Instructions for the task = Pictures in the records should not be copied, but every other part must be repeated exactly.

[Extracted records]
____

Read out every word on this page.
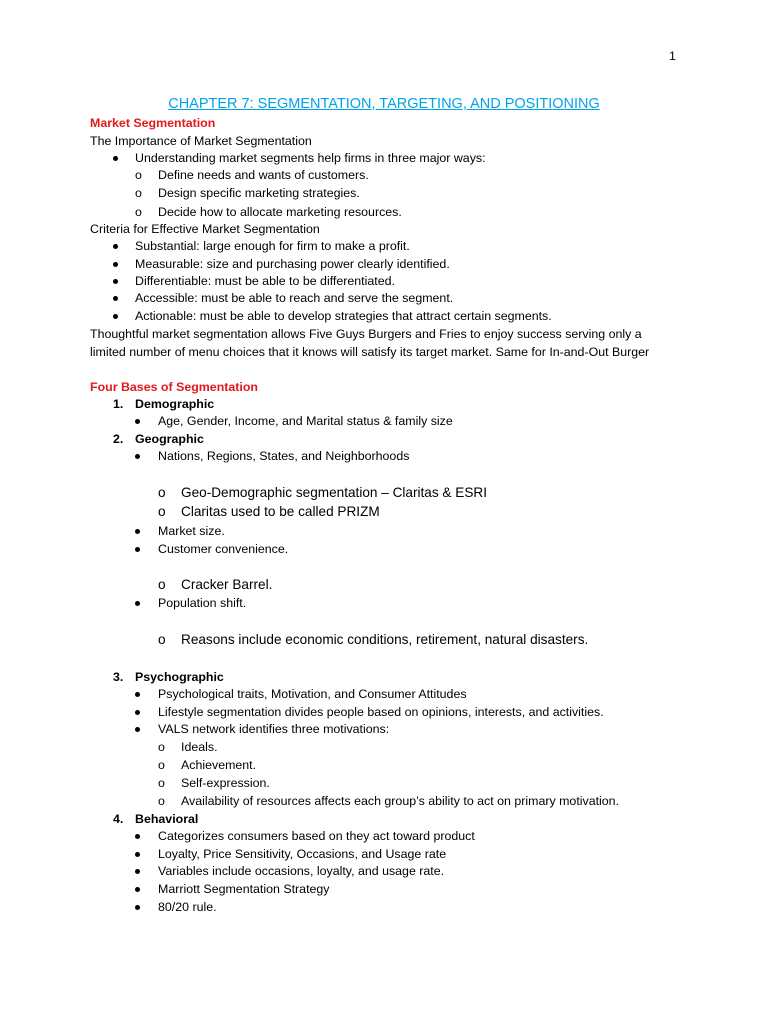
1
CHAPTER 7: SEGMENTATION, TARGETING, AND POSITIONING
Market Segmentation
The Importance of Market Segmentation
Understanding market segments help firms in three major ways:
o Define needs and wants of customers.
o Design specific marketing strategies.
o Decide how to allocate marketing resources.
Criteria for Effective Market Segmentation
Substantial: large enough for firm to make a profit.
Measurable: size and purchasing power clearly identified.
Differentiable: must be able to be differentiated.
Accessible: must be able to reach and serve the segment.
Actionable: must be able to develop strategies that attract certain segments.
Thoughtful market segmentation allows Five Guys Burgers and Fries to enjoy success serving only a
limited number of menu choices that it knows will satisfy its target market. Same for In-and-Out Burger
Four Bases of Segmentation
1. Demographic
Age, Gender, Income, and Marital status & family size
2. Geographic
Nations, Regions, States, and Neighborhoods
o Geo-Demographic segmentation – Claritas & ESRI
o Claritas used to be called PRIZM
Market size.
Customer convenience.
o Cracker Barrel.
Population shift.
o Reasons include economic conditions, retirement, natural disasters.
3. Psychographic
Psychological traits, Motivation, and Consumer Attitudes
Lifestyle segmentation divides people based on opinions, interests, and activities.
VALS network identifies three motivations:
o Ideals.
o Achievement.
o Self-expression.
o Availability of resources affects each group’s ability to act on primary motivation.
4. Behavioral
Categorizes consumers based on they act toward product
Loyalty, Price Sensitivity, Occasions, and Usage rate
Variables include occasions, loyalty, and usage rate.
Marriott Segmentation Strategy
80/20 rule.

____

Solution to this problem =
Read out every word on this page.
1
CHAPTER 7: SEGMENTATION, TARGETING, AND POSITIONING
Market Segmentation
The Importance of Market Segmentation
Understanding market segments help firms in three major ways:
o Define needs and wants of customers.
o Design specific marketing strategies.
o Decide how to allocate marketing resources.
Criteria for Effective Market Segmentation
Substantial: large enough for firm to make a profit.
Measurable: size and purchasing power clearly identified.
Differentiable: must be able to be differentiated.
Accessible: must be able to reach and serve the segment.
Actionable: must be able to develop strategies that attract certain segments.
Thoughtful market segmentation allows Five Guys Burgers and Fries to enjoy success serving only a
limited number of menu choices that it knows will satisfy its target market. Same for In-and-Out Burger
Four Bases of Segmentation
1. Demographic
Age, Gender, Income, and Marital status & family size
2. Geographic
Nations, Regions, States, and Neighborhoods
o Geo-Demographic segmentation – Claritas & ESRI
o Claritas used to be called PRIZM
Market size.
Customer convenience.
o Cracker Barrel.
Population shift.
o Reasons include economic conditions, retirement, natural disasters.
3. Psychographic
Psychological traits, Motivation, and Consumer Attitudes
Lifestyle segmentation divides people based on opinions, interests, and activities.
VALS network identifies three motivations:
o Ideals.
o Achievement.
o Self-expression.
o Availability of resources affects each group’s ability to act on primary motivation.
4. Behavioral
Categorizes consumers based on they act toward product
Loyalty, Price Sensitivity, Occasions, and Usage rate
Variables include occasions, loyalty, and usage rate.
Marriott Segmentation Strategy
80/20 rule.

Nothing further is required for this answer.